> Available data:
=====

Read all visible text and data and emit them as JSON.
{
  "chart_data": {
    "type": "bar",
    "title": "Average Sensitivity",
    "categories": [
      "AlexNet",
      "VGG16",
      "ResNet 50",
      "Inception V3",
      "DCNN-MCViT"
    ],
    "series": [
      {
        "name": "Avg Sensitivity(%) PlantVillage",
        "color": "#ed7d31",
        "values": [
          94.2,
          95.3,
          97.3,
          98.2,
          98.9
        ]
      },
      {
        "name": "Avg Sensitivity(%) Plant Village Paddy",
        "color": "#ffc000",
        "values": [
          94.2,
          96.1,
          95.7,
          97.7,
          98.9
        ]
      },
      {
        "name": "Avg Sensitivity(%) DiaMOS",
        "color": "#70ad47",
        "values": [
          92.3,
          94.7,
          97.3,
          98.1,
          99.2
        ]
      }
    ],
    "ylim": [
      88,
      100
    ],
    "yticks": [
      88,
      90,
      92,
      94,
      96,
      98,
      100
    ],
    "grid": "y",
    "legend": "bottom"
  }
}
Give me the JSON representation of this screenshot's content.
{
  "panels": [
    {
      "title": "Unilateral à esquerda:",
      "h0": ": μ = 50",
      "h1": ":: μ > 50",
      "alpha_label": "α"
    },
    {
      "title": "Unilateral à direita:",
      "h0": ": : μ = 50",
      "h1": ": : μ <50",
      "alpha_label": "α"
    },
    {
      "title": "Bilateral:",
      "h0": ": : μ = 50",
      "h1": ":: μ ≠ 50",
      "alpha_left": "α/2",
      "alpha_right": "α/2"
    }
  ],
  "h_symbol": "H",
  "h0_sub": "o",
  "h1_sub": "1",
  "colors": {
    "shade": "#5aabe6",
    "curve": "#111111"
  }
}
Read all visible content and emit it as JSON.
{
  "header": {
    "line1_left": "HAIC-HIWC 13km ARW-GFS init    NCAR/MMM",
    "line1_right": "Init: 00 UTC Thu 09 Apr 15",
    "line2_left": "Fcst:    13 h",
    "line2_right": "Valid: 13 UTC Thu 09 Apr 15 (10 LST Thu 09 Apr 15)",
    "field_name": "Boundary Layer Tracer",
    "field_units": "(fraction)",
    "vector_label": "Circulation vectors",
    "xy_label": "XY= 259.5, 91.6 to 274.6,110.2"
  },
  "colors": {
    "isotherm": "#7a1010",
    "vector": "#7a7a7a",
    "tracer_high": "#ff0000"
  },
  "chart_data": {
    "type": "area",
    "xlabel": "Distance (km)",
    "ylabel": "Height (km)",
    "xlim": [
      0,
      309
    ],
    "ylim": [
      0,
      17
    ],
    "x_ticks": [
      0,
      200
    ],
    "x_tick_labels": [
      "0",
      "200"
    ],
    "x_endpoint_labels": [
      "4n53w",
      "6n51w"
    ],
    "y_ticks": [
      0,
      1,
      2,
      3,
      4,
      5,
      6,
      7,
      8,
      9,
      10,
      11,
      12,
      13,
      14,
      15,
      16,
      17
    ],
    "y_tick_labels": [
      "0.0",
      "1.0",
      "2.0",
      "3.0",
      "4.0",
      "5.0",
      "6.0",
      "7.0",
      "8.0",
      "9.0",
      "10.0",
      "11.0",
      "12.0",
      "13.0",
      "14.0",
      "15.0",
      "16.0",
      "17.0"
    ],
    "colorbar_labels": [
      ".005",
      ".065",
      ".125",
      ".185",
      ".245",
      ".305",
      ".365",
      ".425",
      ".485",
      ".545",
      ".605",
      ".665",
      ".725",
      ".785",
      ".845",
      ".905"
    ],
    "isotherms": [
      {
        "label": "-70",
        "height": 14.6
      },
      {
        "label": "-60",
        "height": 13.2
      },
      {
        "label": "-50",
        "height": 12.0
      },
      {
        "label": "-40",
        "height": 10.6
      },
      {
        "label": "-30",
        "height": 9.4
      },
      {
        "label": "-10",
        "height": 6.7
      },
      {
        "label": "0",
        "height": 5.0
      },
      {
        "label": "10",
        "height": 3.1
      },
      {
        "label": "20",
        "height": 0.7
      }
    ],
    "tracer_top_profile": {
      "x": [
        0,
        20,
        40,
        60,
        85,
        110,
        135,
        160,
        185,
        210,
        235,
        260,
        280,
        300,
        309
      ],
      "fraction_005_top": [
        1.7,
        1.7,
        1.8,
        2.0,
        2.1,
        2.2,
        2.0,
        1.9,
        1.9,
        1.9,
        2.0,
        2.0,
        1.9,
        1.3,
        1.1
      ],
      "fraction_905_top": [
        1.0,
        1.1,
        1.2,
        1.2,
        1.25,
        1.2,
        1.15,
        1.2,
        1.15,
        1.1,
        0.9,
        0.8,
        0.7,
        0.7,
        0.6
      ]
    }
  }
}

=====

> Your objective: Search the entries for the word "visible", then gather every line that has it.

> Complete response:
Read all visible text and data and emit them as JSON.
Read all visible content and emit it as JSON.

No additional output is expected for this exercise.